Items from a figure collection
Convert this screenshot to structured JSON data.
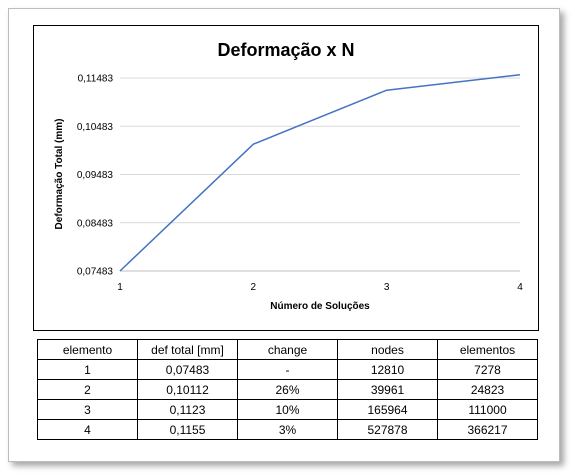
{
  "chart_data": {
    "type": "line",
    "title": "Deformação x N",
    "xlabel": "Número de Soluções",
    "ylabel": "Deformação Total (mm)",
    "x": [
      1,
      2,
      3,
      4
    ],
    "series": [
      {
        "values": [
          0.07483,
          0.10112,
          0.1123,
          0.1155
        ]
      }
    ],
    "xticks": [
      "1",
      "2",
      "3",
      "4"
    ],
    "yticks": [
      0.07483,
      0.08483,
      0.09483,
      0.10483,
      0.11483
    ],
    "ytick_labels": [
      "0,07483",
      "0,08483",
      "0,09483",
      "0,10483",
      "0,11483"
    ],
    "xlim": [
      1,
      4
    ],
    "ylim": [
      0.07483,
      0.11483
    ],
    "grid": "horizontal",
    "line_color": "#4472c4",
    "grid_color": "#d9d9d9"
  },
  "table": {
    "headers": [
      "elemento",
      "def total [mm]",
      "change",
      "nodes",
      "elementos"
    ],
    "rows": [
      [
        "1",
        "0,07483",
        "-",
        "12810",
        "7278"
      ],
      [
        "2",
        "0,10112",
        "26%",
        "39961",
        "24823"
      ],
      [
        "3",
        "0,1123",
        "10%",
        "165964",
        "111000"
      ],
      [
        "4",
        "0,1155",
        "3%",
        "527878",
        "366217"
      ]
    ]
  }
}
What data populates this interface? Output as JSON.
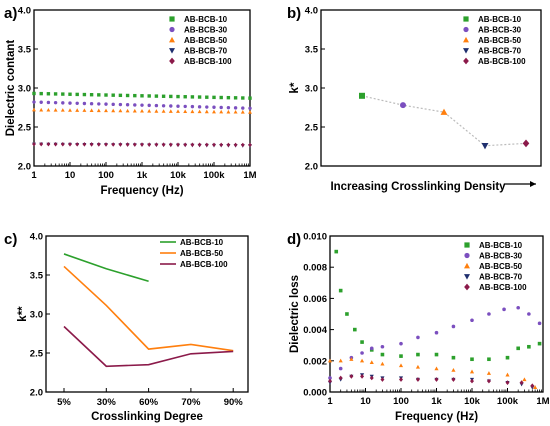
{
  "colors": {
    "green": "#2ca02c",
    "purple": "#7b4fbf",
    "orange": "#ff7f0e",
    "navy": "#1f2f6e",
    "maroon": "#8b1a4a",
    "axis": "#000000",
    "dotted_line": "#bbbbbb"
  },
  "chart_data": [
    {
      "panel": "a)",
      "type": "scatter",
      "xlabel": "Frequency (Hz)",
      "ylabel": "Dielectric contant",
      "xscale": "log",
      "xlim": [
        1,
        1000000
      ],
      "ylim": [
        2.0,
        4.0
      ],
      "xticks": [
        "1",
        "10",
        "100",
        "1k",
        "10k",
        "100k",
        "1M"
      ],
      "yticks": [
        "2.0",
        "2.5",
        "3.0",
        "3.5",
        "4.0"
      ],
      "legend_position": "top-right",
      "series": [
        {
          "name": "AB-BCB-10",
          "marker": "square",
          "color_key": "green",
          "start": 2.93,
          "end": 2.87
        },
        {
          "name": "AB-BCB-30",
          "marker": "circle",
          "color_key": "purple",
          "start": 2.82,
          "end": 2.74
        },
        {
          "name": "AB-BCB-50",
          "marker": "triangle-up",
          "color_key": "orange",
          "start": 2.72,
          "end": 2.69
        },
        {
          "name": "AB-BCB-70",
          "marker": "triangle-down",
          "color_key": "navy",
          "start": 2.28,
          "end": 2.26
        },
        {
          "name": "AB-BCB-100",
          "marker": "diamond",
          "color_key": "maroon",
          "start": 2.28,
          "end": 2.27
        }
      ]
    },
    {
      "panel": "b)",
      "type": "scatter",
      "xlabel": "Increasing Crosslinking Density",
      "ylabel": "k*",
      "ylim": [
        2.0,
        4.0
      ],
      "yticks": [
        "2.0",
        "2.5",
        "3.0",
        "3.5",
        "4.0"
      ],
      "legend_position": "top-right",
      "x": [
        1,
        2,
        3,
        4,
        5
      ],
      "points": [
        {
          "name": "AB-BCB-10",
          "marker": "square",
          "color_key": "green",
          "value": 2.9
        },
        {
          "name": "AB-BCB-30",
          "marker": "circle",
          "color_key": "purple",
          "value": 2.78
        },
        {
          "name": "AB-BCB-50",
          "marker": "triangle-up",
          "color_key": "orange",
          "value": 2.69
        },
        {
          "name": "AB-BCB-70",
          "marker": "triangle-down",
          "color_key": "navy",
          "value": 2.26
        },
        {
          "name": "AB-BCB-100",
          "marker": "diamond",
          "color_key": "maroon",
          "value": 2.29
        }
      ]
    },
    {
      "panel": "c)",
      "type": "line",
      "xlabel": "Crosslinking Degree",
      "ylabel": "k**",
      "categories": [
        "5%",
        "30%",
        "60%",
        "70%",
        "90%"
      ],
      "ylim": [
        2.0,
        4.0
      ],
      "yticks": [
        "2.0",
        "2.5",
        "3.0",
        "3.5",
        "4.0"
      ],
      "legend_position": "top-right",
      "series": [
        {
          "name": "AB-BCB-10",
          "color_key": "green",
          "values": [
            3.77,
            3.58,
            3.42,
            null,
            null
          ]
        },
        {
          "name": "AB-BCB-50",
          "color_key": "orange",
          "values": [
            3.61,
            3.11,
            2.55,
            2.61,
            2.53
          ]
        },
        {
          "name": "AB-BCB-100",
          "color_key": "maroon",
          "values": [
            2.84,
            2.33,
            2.35,
            2.49,
            2.52
          ]
        }
      ]
    },
    {
      "panel": "d)",
      "type": "scatter",
      "xlabel": "Frequency (Hz)",
      "ylabel": "Dielectric loss",
      "xscale": "log",
      "xlim": [
        1,
        1000000
      ],
      "ylim": [
        0,
        0.01
      ],
      "xticks": [
        "1",
        "10",
        "100",
        "1k",
        "10k",
        "100k",
        "1M"
      ],
      "yticks": [
        "0.000",
        "0.002",
        "0.004",
        "0.006",
        "0.008",
        "0.010"
      ],
      "legend_position": "top-right",
      "series": [
        {
          "name": "AB-BCB-10",
          "marker": "square",
          "color_key": "green",
          "points": [
            [
              1.5,
              0.009
            ],
            [
              2,
              0.0065
            ],
            [
              3,
              0.005
            ],
            [
              5,
              0.004
            ],
            [
              8,
              0.0032
            ],
            [
              15,
              0.0027
            ],
            [
              30,
              0.0024
            ],
            [
              100,
              0.0023
            ],
            [
              300,
              0.0024
            ],
            [
              1000,
              0.0024
            ],
            [
              3000,
              0.0022
            ],
            [
              10000,
              0.0021
            ],
            [
              30000,
              0.0021
            ],
            [
              100000,
              0.0022
            ],
            [
              200000,
              0.0028
            ],
            [
              400000,
              0.0029
            ],
            [
              800000,
              0.0031
            ]
          ]
        },
        {
          "name": "AB-BCB-30",
          "marker": "circle",
          "color_key": "purple",
          "points": [
            [
              1,
              0.0009
            ],
            [
              2,
              0.0015
            ],
            [
              4,
              0.0022
            ],
            [
              8,
              0.0025
            ],
            [
              15,
              0.0028
            ],
            [
              30,
              0.0029
            ],
            [
              100,
              0.0031
            ],
            [
              300,
              0.0035
            ],
            [
              1000,
              0.0038
            ],
            [
              3000,
              0.0042
            ],
            [
              10000,
              0.0046
            ],
            [
              30000,
              0.005
            ],
            [
              80000,
              0.0053
            ],
            [
              200000,
              0.0054
            ],
            [
              400000,
              0.005
            ],
            [
              800000,
              0.0044
            ]
          ]
        },
        {
          "name": "AB-BCB-50",
          "marker": "triangle-up",
          "color_key": "orange",
          "points": [
            [
              1,
              0.002
            ],
            [
              2,
              0.002
            ],
            [
              4,
              0.0021
            ],
            [
              8,
              0.002
            ],
            [
              15,
              0.0019
            ],
            [
              30,
              0.0018
            ],
            [
              100,
              0.0017
            ],
            [
              300,
              0.0016
            ],
            [
              1000,
              0.0015
            ],
            [
              3000,
              0.0014
            ],
            [
              10000,
              0.0013
            ],
            [
              30000,
              0.0012
            ],
            [
              100000,
              0.0011
            ],
            [
              300000,
              0.0008
            ],
            [
              600000,
              0.0003
            ]
          ]
        },
        {
          "name": "AB-BCB-70",
          "marker": "triangle-down",
          "color_key": "navy",
          "points": [
            [
              1,
              0.0006
            ],
            [
              2,
              0.0008
            ],
            [
              4,
              0.001
            ],
            [
              8,
              0.0011
            ],
            [
              15,
              0.001
            ],
            [
              30,
              0.0009
            ],
            [
              100,
              0.0009
            ],
            [
              300,
              0.0008
            ],
            [
              1000,
              0.0008
            ],
            [
              3000,
              0.0008
            ],
            [
              10000,
              0.0008
            ],
            [
              30000,
              0.0007
            ],
            [
              100000,
              0.0006
            ],
            [
              250000,
              0.0005
            ],
            [
              500000,
              0.0003
            ]
          ]
        },
        {
          "name": "AB-BCB-100",
          "marker": "diamond",
          "color_key": "maroon",
          "points": [
            [
              1,
              0.0007
            ],
            [
              2,
              0.0009
            ],
            [
              4,
              0.001
            ],
            [
              8,
              0.001
            ],
            [
              15,
              0.0009
            ],
            [
              30,
              0.0008
            ],
            [
              100,
              0.0008
            ],
            [
              300,
              0.0008
            ],
            [
              1000,
              0.0008
            ],
            [
              3000,
              0.0008
            ],
            [
              10000,
              0.0007
            ],
            [
              30000,
              0.0007
            ],
            [
              100000,
              0.0006
            ],
            [
              250000,
              0.0006
            ],
            [
              500000,
              0.0004
            ]
          ]
        }
      ]
    }
  ]
}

§ **REQUIRED WORK**
Only lines that contain the word "xlabel" are wanted; copy each of them.

§ **COMPLETE OUTPUT**
    "xlabel": "Número de Soluções",
      "xlabel": "Frequency (Hz)",
      "xlabel": "Increasing Crosslinking Density",
      "xlabel": "Crosslinking Degree",
      "xlabel": "Frequency (Hz)",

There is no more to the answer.